▶ [Written problem]: What follows is a block of records; restate each one word for word.

========

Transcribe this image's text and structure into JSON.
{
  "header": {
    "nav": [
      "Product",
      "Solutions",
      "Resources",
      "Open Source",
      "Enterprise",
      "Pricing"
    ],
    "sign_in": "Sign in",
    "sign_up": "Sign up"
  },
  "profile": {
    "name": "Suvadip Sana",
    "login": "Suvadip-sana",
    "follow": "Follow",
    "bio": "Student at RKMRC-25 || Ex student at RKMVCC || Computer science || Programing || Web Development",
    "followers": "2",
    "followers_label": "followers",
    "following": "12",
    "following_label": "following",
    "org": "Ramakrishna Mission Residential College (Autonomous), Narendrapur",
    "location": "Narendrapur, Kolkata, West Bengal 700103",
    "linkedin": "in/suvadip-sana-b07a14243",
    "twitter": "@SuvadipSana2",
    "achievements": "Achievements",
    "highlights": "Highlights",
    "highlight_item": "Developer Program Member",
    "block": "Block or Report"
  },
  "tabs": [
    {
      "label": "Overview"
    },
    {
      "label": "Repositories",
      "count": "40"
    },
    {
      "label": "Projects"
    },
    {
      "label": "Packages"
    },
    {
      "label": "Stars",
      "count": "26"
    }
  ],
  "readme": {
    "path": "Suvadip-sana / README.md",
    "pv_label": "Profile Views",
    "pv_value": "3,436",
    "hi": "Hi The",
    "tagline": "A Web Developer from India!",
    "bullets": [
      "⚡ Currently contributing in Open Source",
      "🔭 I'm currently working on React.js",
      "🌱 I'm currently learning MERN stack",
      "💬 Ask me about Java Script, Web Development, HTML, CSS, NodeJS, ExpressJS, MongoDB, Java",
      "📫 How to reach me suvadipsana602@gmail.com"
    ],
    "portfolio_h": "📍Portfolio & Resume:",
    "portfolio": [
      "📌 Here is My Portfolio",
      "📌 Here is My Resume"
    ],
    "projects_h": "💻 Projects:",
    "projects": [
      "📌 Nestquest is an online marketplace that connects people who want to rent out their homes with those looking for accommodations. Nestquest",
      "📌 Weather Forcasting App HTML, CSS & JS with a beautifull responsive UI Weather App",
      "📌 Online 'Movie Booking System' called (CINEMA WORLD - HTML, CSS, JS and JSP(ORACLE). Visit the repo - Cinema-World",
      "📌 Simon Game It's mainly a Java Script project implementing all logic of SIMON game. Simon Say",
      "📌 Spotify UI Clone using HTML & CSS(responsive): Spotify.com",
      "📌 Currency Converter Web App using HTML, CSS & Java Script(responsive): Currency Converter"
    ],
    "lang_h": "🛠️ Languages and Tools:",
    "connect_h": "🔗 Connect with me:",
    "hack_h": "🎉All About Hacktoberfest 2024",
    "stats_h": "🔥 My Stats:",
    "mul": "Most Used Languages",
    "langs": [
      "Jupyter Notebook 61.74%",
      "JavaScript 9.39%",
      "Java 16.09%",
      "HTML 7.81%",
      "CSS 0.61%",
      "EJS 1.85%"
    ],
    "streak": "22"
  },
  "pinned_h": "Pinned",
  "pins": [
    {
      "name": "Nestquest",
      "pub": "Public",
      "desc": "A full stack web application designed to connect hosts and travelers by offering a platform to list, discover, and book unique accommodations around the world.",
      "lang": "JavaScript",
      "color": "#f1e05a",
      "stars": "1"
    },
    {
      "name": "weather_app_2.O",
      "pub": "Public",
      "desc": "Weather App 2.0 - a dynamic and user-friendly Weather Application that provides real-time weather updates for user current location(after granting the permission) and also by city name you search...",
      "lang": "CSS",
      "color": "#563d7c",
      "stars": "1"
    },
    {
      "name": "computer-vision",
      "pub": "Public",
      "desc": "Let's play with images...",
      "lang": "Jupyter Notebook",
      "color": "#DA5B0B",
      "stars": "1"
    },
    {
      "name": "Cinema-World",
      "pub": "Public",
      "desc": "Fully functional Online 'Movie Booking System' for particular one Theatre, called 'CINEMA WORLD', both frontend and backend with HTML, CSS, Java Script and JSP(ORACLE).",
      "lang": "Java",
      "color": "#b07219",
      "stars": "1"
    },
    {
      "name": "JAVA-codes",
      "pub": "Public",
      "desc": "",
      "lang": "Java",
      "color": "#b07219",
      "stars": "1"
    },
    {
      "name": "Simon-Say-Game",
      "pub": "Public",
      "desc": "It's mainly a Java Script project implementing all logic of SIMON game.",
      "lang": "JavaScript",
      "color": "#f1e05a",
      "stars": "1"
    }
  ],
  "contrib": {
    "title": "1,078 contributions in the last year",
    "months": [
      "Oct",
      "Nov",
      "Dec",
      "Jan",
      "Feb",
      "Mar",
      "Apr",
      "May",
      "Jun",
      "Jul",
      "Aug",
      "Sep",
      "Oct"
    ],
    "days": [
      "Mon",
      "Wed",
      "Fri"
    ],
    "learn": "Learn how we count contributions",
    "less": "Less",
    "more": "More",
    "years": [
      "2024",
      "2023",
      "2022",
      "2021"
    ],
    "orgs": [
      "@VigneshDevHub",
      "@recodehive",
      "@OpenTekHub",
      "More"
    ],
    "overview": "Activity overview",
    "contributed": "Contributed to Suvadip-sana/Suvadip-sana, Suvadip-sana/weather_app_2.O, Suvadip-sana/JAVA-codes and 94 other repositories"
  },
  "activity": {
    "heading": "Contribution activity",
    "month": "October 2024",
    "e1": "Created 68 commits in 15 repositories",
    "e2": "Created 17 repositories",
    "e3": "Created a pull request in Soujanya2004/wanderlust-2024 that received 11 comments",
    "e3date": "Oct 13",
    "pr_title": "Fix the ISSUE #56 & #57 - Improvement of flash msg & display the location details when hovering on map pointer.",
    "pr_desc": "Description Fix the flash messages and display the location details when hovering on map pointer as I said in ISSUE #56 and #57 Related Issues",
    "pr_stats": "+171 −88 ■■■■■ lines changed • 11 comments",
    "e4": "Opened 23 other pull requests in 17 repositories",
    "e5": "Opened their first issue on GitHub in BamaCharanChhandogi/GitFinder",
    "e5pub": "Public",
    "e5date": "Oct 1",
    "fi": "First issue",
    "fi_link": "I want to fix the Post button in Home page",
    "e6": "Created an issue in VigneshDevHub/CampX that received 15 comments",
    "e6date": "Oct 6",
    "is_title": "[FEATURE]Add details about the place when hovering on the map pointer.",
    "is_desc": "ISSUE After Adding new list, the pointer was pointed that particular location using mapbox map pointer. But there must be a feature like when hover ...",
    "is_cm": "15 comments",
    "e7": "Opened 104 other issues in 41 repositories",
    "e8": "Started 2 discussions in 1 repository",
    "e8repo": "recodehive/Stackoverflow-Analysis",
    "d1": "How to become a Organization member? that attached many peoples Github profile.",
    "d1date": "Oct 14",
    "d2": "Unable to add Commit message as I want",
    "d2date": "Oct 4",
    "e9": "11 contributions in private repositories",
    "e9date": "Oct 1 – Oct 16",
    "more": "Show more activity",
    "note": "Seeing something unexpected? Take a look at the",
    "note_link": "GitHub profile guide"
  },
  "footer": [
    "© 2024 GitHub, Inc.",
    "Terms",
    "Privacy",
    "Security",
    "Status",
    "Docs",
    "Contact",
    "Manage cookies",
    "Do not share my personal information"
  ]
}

========

▶ [Written answer]:
Transcribe this image's text and structure into JSON.
{
  "header": {
    "nav": [
      "Product",
      "Solutions",
      "Resources",
      "Open Source",
      "Enterprise",
      "Pricing"
    ],
    "sign_in": "Sign in",
    "sign_up": "Sign up"
  },
  "profile": {
    "name": "Suvadip Sana",
    "login": "Suvadip-sana",
    "follow": "Follow",
    "bio": "Student at RKMRC-25 || Ex student at RKMVCC || Computer science || Programing || Web Development",
    "followers": "2",
    "followers_label": "followers",
    "following": "12",
    "following_label": "following",
    "org": "Ramakrishna Mission Residential College (Autonomous), Narendrapur",
    "location": "Narendrapur, Kolkata, West Bengal 700103",
    "linkedin": "in/suvadip-sana-b07a14243",
    "twitter": "@SuvadipSana2",
    "achievements": "Achievements",
    "highlights": "Highlights",
    "highlight_item": "Developer Program Member",
    "block": "Block or Report"
  },
  "tabs": [
    {
      "label": "Overview"
    },
    {
      "label": "Repositories",
      "count": "40"
    },
    {
      "label": "Projects"
    },
    {
      "label": "Packages"
    },
    {
      "label": "Stars",
      "count": "26"
    }
  ],
  "readme": {
    "path": "Suvadip-sana / README.md",
    "pv_label": "Profile Views",
    "pv_value": "3,436",
    "hi": "Hi The",
    "tagline": "A Web Developer from India!",
    "bullets": [
      "⚡ Currently contributing in Open Source",
      "🔭 I'm currently working on React.js",
      "🌱 I'm currently learning MERN stack",
      "💬 Ask me about Java Script, Web Development, HTML, CSS, NodeJS, ExpressJS, MongoDB, Java",
      "📫 How to reach me suvadipsana602@gmail.com"
    ],
    "portfolio_h": "📍Portfolio & Resume:",
    "portfolio": [
      "📌 Here is My Portfolio",
      "📌 Here is My Resume"
    ],
    "projects_h": "💻 Projects:",
    "projects": [
      "📌 Nestquest is an online marketplace that connects people who want to rent out their homes with those looking for accommodations. Nestquest",
      "📌 Weather Forcasting App HTML, CSS & JS with a beautifull responsive UI Weather App",
      "📌 Online 'Movie Booking System' called (CINEMA WORLD - HTML, CSS, JS and JSP(ORACLE). Visit the repo - Cinema-World",
      "📌 Simon Game It's mainly a Java Script project implementing all logic of SIMON game. Simon Say",
      "📌 Spotify UI Clone using HTML & CSS(responsive): Spotify.com",
      "📌 Currency Converter Web App using HTML, CSS & Java Script(responsive): Currency Converter"
    ],
    "lang_h": "🛠️ Languages and Tools:",
    "connect_h": "🔗 Connect with me:",
    "hack_h": "🎉All About Hacktoberfest 2024",
    "stats_h": "🔥 My Stats:",
    "mul": "Most Used Languages",
    "langs": [
      "Jupyter Notebook 61.74%",
      "JavaScript 9.39%",
      "Java 16.09%",
      "HTML 7.81%",
      "CSS 0.61%",
      "EJS 1.85%"
    ],
    "streak": "22"
  },
  "pinned_h": "Pinned",
  "pins": [
    {
      "name": "Nestquest",
      "pub": "Public",
      "desc": "A full stack web application designed to connect hosts and travelers by offering a platform to list, discover, and book unique accommodations around the world.",
      "lang": "JavaScript",
      "color": "#f1e05a",
      "stars": "1"
    },
    {
      "name": "weather_app_2.O",
      "pub": "Public",
      "desc": "Weather App 2.0 - a dynamic and user-friendly Weather Application that provides real-time weather updates for user current location(after granting the permission) and also by city name you search...",
      "lang": "CSS",
      "color": "#563d7c",
      "stars": "1"
    },
    {
      "name": "computer-vision",
      "pub": "Public",
      "desc": "Let's play with images...",
      "lang": "Jupyter Notebook",
      "color": "#DA5B0B",
      "stars": "1"
    },
    {
      "name": "Cinema-World",
      "pub": "Public",
      "desc": "Fully functional Online 'Movie Booking System' for particular one Theatre, called 'CINEMA WORLD', both frontend and backend with HTML, CSS, Java Script and JSP(ORACLE).",
      "lang": "Java",
      "color": "#b07219",
      "stars": "1"
    },
    {
      "name": "JAVA-codes",
      "pub": "Public",
      "desc": "",
      "lang": "Java",
      "color": "#b07219",
      "stars": "1"
    },
    {
      "name": "Simon-Say-Game",
      "pub": "Public",
      "desc": "It's mainly a Java Script project implementing all logic of SIMON game.",
      "lang": "JavaScript",
      "color": "#f1e05a",
      "stars": "1"
    }
  ],
  "contrib": {
    "title": "1,078 contributions in the last year",
    "months": [
      "Oct",
      "Nov",
      "Dec",
      "Jan",
      "Feb",
      "Mar",
      "Apr",
      "May",
      "Jun",
      "Jul",
      "Aug",
      "Sep",
      "Oct"
    ],
    "days": [
      "Mon",
      "Wed",
      "Fri"
    ],
    "learn": "Learn how we count contributions",
    "less": "Less",
    "more": "More",
    "years": [
      "2024",
      "2023",
      "2022",
      "2021"
    ],
    "orgs": [
      "@VigneshDevHub",
      "@recodehive",
      "@OpenTekHub",
      "More"
    ],
    "overview": "Activity overview",
    "contributed": "Contributed to Suvadip-sana/Suvadip-sana, Suvadip-sana/weather_app_2.O, Suvadip-sana/JAVA-codes and 94 other repositories"
  },
  "activity": {
    "heading": "Contribution activity",
    "month": "October 2024",
    "e1": "Created 68 commits in 15 repositories",
    "e2": "Created 17 repositories",
    "e3": "Created a pull request in Soujanya2004/wanderlust-2024 that received 11 comments",
    "e3date": "Oct 13",
    "pr_title": "Fix the ISSUE #56 & #57 - Improvement of flash msg & display the location details when hovering on map pointer.",
    "pr_desc": "Description Fix the flash messages and display the location details when hovering on map pointer as I said in ISSUE #56 and #57 Related Issues",
    "pr_stats": "+171 −88 ■■■■■ lines changed • 11 comments",
    "e4": "Opened 23 other pull requests in 17 repositories",
    "e5": "Opened their first issue on GitHub in BamaCharanChhandogi/GitFinder",
    "e5pub": "Public",
    "e5date": "Oct 1",
    "fi": "First issue",
    "fi_link": "I want to fix the Post button in Home page",
    "e6": "Created an issue in VigneshDevHub/CampX that received 15 comments",
    "e6date": "Oct 6",
    "is_title": "[FEATURE]Add details about the place when hovering on the map pointer.",
    "is_desc": "ISSUE After Adding new list, the pointer was pointed that particular location using mapbox map pointer. But there must be a feature like when hover ...",
    "is_cm": "15 comments",
    "e7": "Opened 104 other issues in 41 repositories",
    "e8": "Started 2 discussions in 1 repository",
    "e8repo": "recodehive/Stackoverflow-Analysis",
    "d1": "How to become a Organization member? that attached many peoples Github profile.",
    "d1date": "Oct 14",
    "d2": "Unable to add Commit message as I want",
    "d2date": "Oct 4",
    "e9": "11 contributions in private repositories",
    "e9date": "Oct 1 – Oct 16",
    "more": "Show more activity",
    "note": "Seeing something unexpected? Take a look at the",
    "note_link": "GitHub profile guide"
  },
  "footer": [
    "© 2024 GitHub, Inc.",
    "Terms",
    "Privacy",
    "Security",
    "Status",
    "Docs",
    "Contact",
    "Manage cookies",
    "Do not share my personal information"
  ]
}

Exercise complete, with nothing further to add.